(What you should do) Transcribe the listing below from the line with "Where are 8" through the line with "data-label: 1.7% [138, 16, 188, 40]", including both of those lines. Leave the pictures out.

(Provided data)
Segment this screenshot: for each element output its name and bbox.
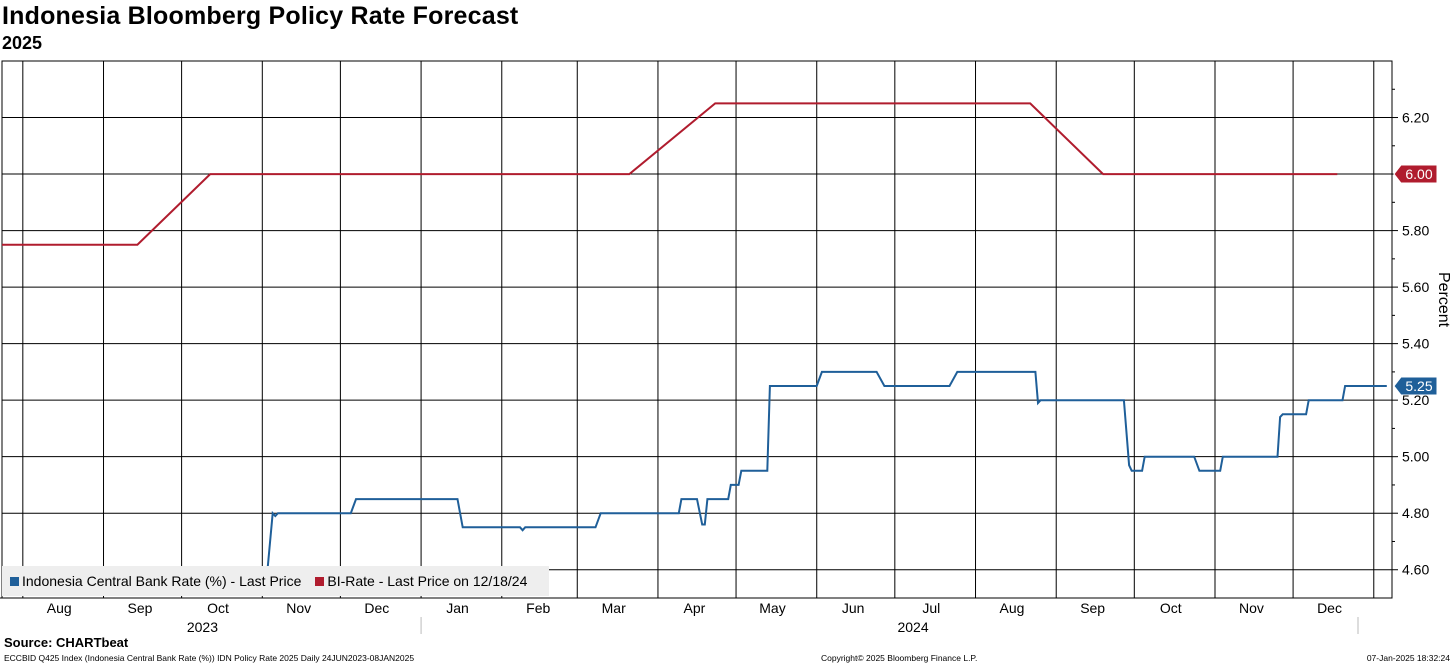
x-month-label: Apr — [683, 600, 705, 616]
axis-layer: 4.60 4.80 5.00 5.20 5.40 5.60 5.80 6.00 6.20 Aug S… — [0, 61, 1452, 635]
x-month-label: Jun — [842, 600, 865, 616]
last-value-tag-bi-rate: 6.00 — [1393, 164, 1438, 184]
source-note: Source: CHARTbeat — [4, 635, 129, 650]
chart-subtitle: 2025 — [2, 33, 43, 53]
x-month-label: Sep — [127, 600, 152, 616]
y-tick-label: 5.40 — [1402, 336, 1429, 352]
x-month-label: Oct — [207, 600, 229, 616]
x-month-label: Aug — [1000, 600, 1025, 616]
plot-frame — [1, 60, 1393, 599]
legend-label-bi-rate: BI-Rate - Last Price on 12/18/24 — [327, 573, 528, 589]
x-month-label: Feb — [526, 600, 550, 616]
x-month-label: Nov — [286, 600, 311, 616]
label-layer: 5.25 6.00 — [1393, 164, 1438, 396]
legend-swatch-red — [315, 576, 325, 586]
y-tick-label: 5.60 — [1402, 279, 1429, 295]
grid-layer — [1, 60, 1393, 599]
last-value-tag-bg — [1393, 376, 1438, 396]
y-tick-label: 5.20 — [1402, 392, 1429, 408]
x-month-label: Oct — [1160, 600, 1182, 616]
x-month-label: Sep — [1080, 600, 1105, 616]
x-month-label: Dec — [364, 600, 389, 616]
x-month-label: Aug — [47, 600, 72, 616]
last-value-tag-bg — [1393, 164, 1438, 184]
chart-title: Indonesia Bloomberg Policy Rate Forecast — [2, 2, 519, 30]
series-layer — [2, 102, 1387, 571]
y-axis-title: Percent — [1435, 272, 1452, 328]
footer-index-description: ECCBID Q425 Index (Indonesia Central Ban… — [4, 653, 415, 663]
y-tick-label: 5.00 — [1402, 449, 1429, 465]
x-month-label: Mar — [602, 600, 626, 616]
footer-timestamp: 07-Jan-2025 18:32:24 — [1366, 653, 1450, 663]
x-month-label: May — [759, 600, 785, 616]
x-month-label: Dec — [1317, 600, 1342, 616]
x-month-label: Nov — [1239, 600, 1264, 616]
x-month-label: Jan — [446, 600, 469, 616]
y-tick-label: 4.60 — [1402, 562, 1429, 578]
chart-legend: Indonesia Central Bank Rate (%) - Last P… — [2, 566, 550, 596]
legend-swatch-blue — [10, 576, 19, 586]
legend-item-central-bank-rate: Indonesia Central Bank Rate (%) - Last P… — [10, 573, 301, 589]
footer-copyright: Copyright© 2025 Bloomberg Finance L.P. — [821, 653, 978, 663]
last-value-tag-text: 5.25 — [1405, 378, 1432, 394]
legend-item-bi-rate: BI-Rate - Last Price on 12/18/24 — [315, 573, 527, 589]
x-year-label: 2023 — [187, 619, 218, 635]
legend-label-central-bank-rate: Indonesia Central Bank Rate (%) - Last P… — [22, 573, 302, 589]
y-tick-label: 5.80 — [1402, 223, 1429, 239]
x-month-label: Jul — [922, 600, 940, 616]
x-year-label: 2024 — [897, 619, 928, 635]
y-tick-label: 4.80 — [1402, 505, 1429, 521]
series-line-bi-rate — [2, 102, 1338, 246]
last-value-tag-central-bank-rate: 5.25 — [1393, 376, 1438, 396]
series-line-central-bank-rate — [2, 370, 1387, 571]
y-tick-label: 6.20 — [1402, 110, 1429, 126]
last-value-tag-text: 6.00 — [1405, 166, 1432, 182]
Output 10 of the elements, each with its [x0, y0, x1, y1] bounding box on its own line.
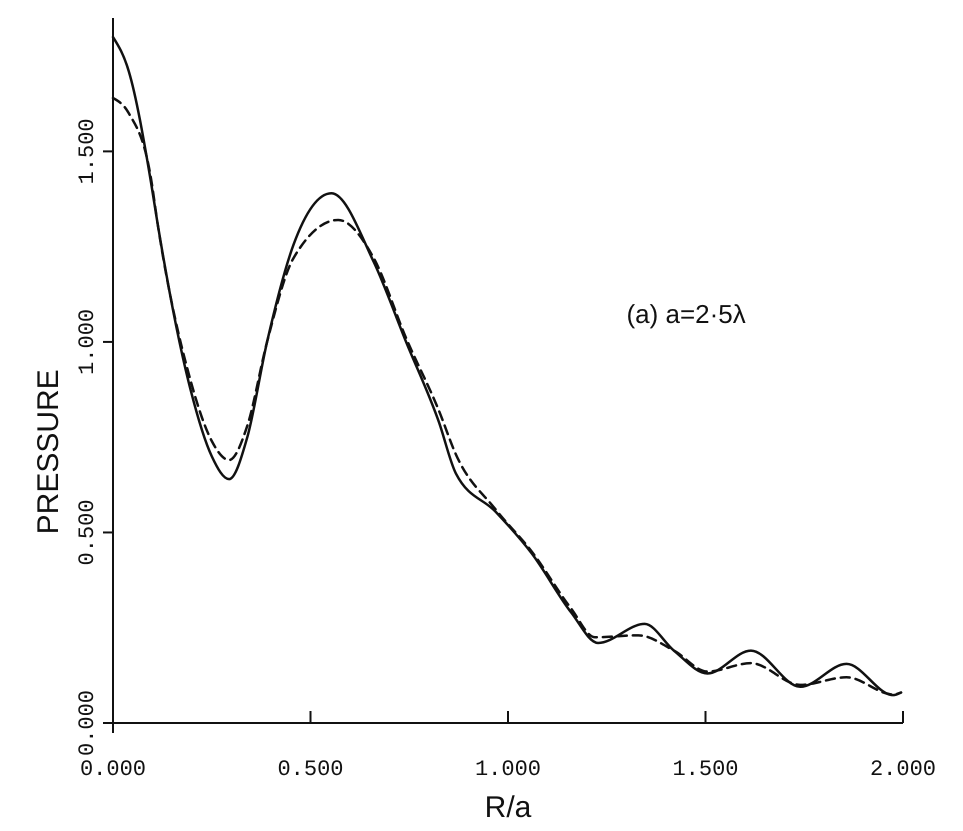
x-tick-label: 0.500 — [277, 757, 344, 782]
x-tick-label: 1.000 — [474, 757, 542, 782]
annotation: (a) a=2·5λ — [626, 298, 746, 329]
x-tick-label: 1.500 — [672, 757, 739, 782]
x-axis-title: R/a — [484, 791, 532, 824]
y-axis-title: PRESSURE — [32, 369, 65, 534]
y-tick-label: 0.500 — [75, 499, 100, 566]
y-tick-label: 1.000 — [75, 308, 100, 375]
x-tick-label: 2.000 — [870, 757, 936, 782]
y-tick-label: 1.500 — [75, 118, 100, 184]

==

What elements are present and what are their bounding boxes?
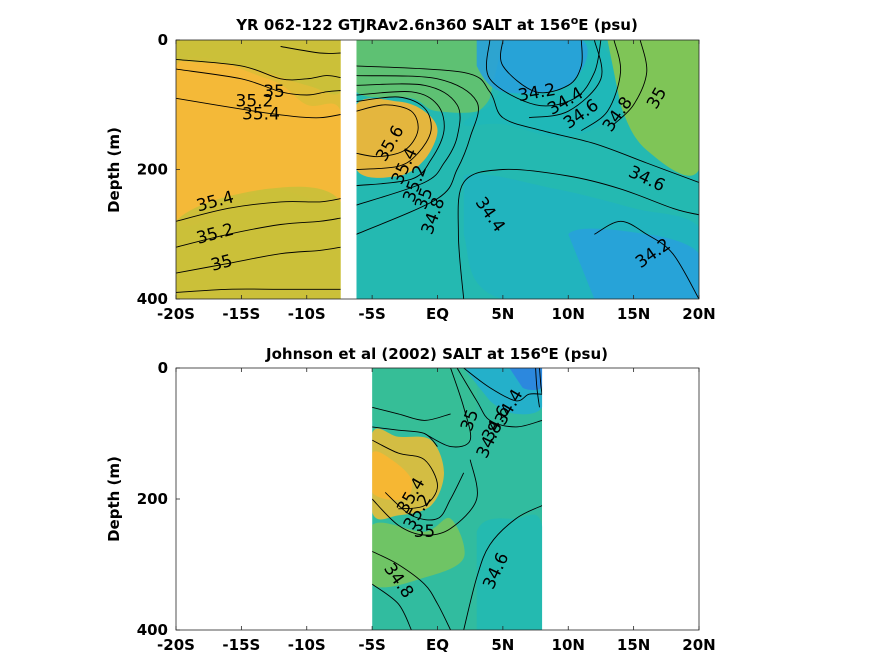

---

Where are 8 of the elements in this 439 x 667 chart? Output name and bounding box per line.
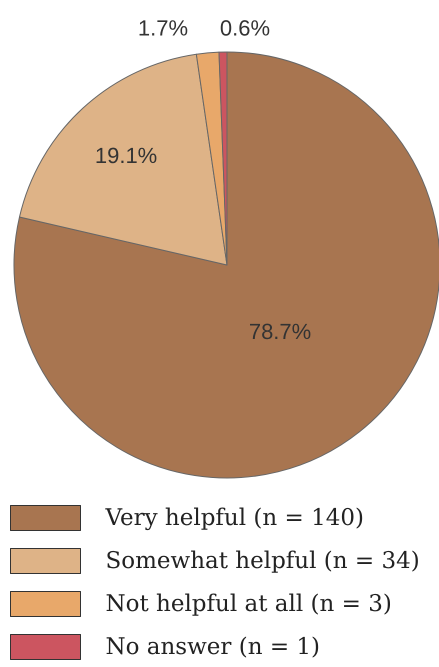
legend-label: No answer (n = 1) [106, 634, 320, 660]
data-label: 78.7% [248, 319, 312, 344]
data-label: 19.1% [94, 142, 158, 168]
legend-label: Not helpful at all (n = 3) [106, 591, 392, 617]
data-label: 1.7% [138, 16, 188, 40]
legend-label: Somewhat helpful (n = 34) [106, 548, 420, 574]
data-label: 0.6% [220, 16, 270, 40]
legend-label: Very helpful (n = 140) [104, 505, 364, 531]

(Exercise result)
Where are 8 of the elements in this 439 x 667 chart? Output name and bounding box per line.
legend-label: No answer (n = 1) [106, 634, 320, 660]
data-label: 78.7% [248, 319, 312, 344]
data-label: 19.1% [94, 142, 158, 168]
legend-label: Not helpful at all (n = 3) [106, 591, 392, 617]
data-label: 1.7% [138, 16, 188, 40]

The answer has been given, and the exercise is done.